#### Brief:
Each line containing the word "Nigiri" needs to be copied.

#### Supplied material:
______________________________
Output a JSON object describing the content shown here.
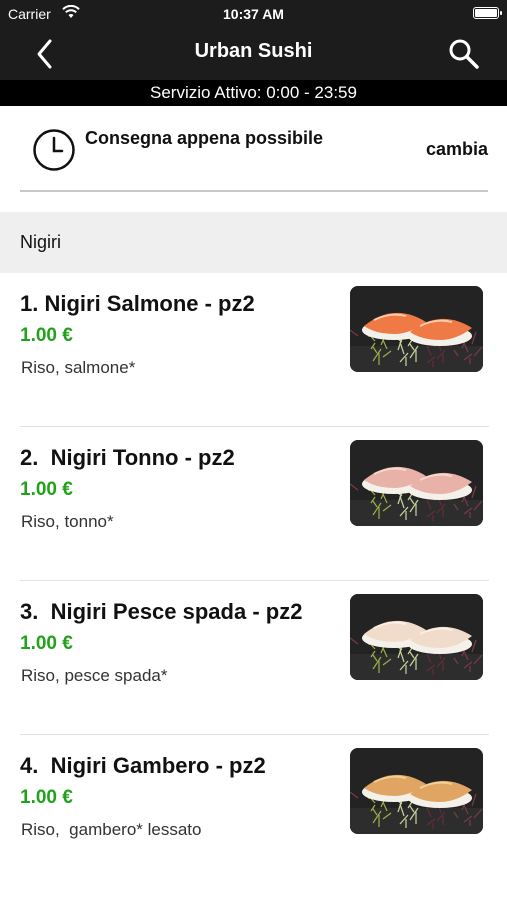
{
  "status": {
    "carrier": "Carrier",
    "time": "10:37 AM"
  },
  "nav": {
    "title": "Urban Sushi",
    "back_icon": "chevron-left-icon",
    "search_icon": "search-icon"
  },
  "service": {
    "text": "Servizio Attivo: 0:00 - 23:59"
  },
  "delivery": {
    "text": "Consegna appena possibile",
    "change_label": "cambia",
    "icon": "clock-icon"
  },
  "section": {
    "title": "Nigiri"
  },
  "items": [
    {
      "name": "1. Nigiri Salmone - pz2",
      "price": "1.00 €",
      "desc": "Riso, salmone*",
      "fish_color": "#f07a45",
      "stripe_color": "#ffc9a6"
    },
    {
      "name": "2.  Nigiri Tonno - pz2",
      "price": "1.00 €",
      "desc": "Riso, tonno*",
      "fish_color": "#e8b2a8",
      "stripe_color": "#f6d6cf"
    },
    {
      "name": "3.  Nigiri Pesce spada - pz2",
      "price": "1.00 €",
      "desc": "Riso, pesce spada*",
      "fish_color": "#f1dccb",
      "stripe_color": "#fbeee2"
    },
    {
      "name": "4.  Nigiri Gambero - pz2",
      "price": "1.00 €",
      "desc": "Riso,  gambero* lessato",
      "fish_color": "#e0a563",
      "stripe_color": "#f3cf94"
    }
  ],
  "colors": {
    "price": "#22a11b",
    "bar": "#1c1c1c",
    "section_bg": "#efefef"
  }
}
______________________________
#### Task output:
    "title": "Nigiri"
      "name": "1. Nigiri Salmone - pz2",
      "name": "2.  Nigiri Tonno - pz2",
      "name": "3.  Nigiri Pesce spada - pz2",
      "name": "4.  Nigiri Gambero - pz2",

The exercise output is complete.